Copy out every record precisely.

Saved data entries
** START **
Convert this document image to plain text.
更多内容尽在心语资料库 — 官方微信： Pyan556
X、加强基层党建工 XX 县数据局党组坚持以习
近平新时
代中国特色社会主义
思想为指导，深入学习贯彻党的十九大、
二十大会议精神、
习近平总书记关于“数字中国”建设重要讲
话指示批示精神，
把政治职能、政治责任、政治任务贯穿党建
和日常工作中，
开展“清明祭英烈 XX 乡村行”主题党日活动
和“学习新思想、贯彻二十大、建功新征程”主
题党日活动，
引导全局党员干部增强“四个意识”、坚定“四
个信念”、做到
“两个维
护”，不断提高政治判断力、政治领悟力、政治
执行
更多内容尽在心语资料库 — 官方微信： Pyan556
** END **
Completed task
Convert this document image to plain text.
更多内容尽在心语资料库 — 官方微信： Pyan556
X、加强基层党建工 XX 县数据局党组坚持以习
近平新时
代中国特色社会主义
思想为指导，深入学习贯彻党的十九大、
二十大会议精神、
习近平总书记关于“数字中国”建设重要讲
话指示批示精神，
把政治职能、政治责任、政治任务贯穿党建
和日常工作中，
开展“清明祭英烈 XX 乡村行”主题党日活动
和“学习新思想、贯彻二十大、建功新征程”主
题党日活动，
引导全局党员干部增强“四个意识”、坚定“四
个信念”、做到
“两个维
护”，不断提高政治判断力、政治领悟力、政治
执行
更多内容尽在心语资料库 — 官方微信： Pyan556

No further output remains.